* Task objective
In this exercise, reproduce all the entries that follow exactly.

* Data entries
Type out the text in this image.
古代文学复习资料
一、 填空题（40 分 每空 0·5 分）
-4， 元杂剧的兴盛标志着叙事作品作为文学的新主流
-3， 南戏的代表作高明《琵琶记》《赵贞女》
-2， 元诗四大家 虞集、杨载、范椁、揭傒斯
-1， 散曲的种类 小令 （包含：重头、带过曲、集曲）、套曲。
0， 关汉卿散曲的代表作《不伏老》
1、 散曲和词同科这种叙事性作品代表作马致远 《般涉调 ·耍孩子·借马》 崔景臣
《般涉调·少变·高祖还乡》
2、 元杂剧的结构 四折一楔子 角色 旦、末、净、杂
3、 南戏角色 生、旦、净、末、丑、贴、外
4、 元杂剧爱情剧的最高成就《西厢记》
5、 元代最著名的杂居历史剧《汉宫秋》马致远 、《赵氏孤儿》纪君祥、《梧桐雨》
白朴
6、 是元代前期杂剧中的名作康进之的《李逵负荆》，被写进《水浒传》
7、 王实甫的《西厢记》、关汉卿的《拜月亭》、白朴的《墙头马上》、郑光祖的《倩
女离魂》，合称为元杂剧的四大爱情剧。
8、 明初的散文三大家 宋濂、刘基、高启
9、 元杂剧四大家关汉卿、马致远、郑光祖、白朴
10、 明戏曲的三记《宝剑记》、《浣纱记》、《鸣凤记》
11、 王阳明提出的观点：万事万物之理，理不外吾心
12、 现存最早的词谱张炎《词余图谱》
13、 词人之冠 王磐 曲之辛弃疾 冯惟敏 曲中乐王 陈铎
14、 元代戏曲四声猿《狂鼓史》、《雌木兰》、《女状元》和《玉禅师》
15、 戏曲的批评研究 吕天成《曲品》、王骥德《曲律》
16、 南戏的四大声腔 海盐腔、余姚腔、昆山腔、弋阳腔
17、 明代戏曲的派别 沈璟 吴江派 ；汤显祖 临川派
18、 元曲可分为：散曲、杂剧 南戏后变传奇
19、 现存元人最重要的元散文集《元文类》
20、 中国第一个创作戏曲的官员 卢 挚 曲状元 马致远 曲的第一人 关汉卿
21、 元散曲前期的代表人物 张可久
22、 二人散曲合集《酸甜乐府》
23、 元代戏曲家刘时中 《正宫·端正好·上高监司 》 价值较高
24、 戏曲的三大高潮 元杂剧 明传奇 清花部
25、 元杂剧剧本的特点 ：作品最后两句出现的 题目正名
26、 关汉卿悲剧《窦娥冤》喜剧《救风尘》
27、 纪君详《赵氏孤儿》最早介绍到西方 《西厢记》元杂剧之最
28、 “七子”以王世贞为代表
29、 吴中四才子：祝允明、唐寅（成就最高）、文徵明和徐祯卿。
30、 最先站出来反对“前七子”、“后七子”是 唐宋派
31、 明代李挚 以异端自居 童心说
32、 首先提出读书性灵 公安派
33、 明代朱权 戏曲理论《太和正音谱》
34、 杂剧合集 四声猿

* Finished answer
Type out the text in this image.
古代文学复习资料
一、 填空题（40 分 每空 0·5 分）
-4， 元杂剧的兴盛标志着叙事作品作为文学的新主流
-3， 南戏的代表作高明《琵琶记》《赵贞女》
-2， 元诗四大家 虞集、杨载、范椁、揭傒斯
-1， 散曲的种类 小令 （包含：重头、带过曲、集曲）、套曲。
0， 关汉卿散曲的代表作《不伏老》
1、 散曲和词同科这种叙事性作品代表作马致远 《般涉调 ·耍孩子·借马》 崔景臣
《般涉调·少变·高祖还乡》
2、 元杂剧的结构 四折一楔子 角色 旦、末、净、杂
3、 南戏角色 生、旦、净、末、丑、贴、外
4、 元杂剧爱情剧的最高成就《西厢记》
5、 元代最著名的杂居历史剧《汉宫秋》马致远 、《赵氏孤儿》纪君祥、《梧桐雨》
白朴
6、 是元代前期杂剧中的名作康进之的《李逵负荆》，被写进《水浒传》
7、 王实甫的《西厢记》、关汉卿的《拜月亭》、白朴的《墙头马上》、郑光祖的《倩
女离魂》，合称为元杂剧的四大爱情剧。
8、 明初的散文三大家 宋濂、刘基、高启
9、 元杂剧四大家关汉卿、马致远、郑光祖、白朴
10、 明戏曲的三记《宝剑记》、《浣纱记》、《鸣凤记》
11、 王阳明提出的观点：万事万物之理，理不外吾心
12、 现存最早的词谱张炎《词余图谱》
13、 词人之冠 王磐 曲之辛弃疾 冯惟敏 曲中乐王 陈铎
14、 元代戏曲四声猿《狂鼓史》、《雌木兰》、《女状元》和《玉禅师》
15、 戏曲的批评研究 吕天成《曲品》、王骥德《曲律》
16、 南戏的四大声腔 海盐腔、余姚腔、昆山腔、弋阳腔
17、 明代戏曲的派别 沈璟 吴江派 ；汤显祖 临川派
18、 元曲可分为：散曲、杂剧 南戏后变传奇
19、 现存元人最重要的元散文集《元文类》
20、 中国第一个创作戏曲的官员 卢 挚 曲状元 马致远 曲的第一人 关汉卿
21、 元散曲前期的代表人物 张可久
22、 二人散曲合集《酸甜乐府》
23、 元代戏曲家刘时中 《正宫·端正好·上高监司 》 价值较高
24、 戏曲的三大高潮 元杂剧 明传奇 清花部
25、 元杂剧剧本的特点 ：作品最后两句出现的 题目正名
26、 关汉卿悲剧《窦娥冤》喜剧《救风尘》
27、 纪君详《赵氏孤儿》最早介绍到西方 《西厢记》元杂剧之最
28、 “七子”以王世贞为代表
29、 吴中四才子：祝允明、唐寅（成就最高）、文徵明和徐祯卿。
30、 最先站出来反对“前七子”、“后七子”是 唐宋派
31、 明代李挚 以异端自居 童心说
32、 首先提出读书性灵 公安派
33、 明代朱权 戏曲理论《太和正音谱》
34、 杂剧合集 四声猿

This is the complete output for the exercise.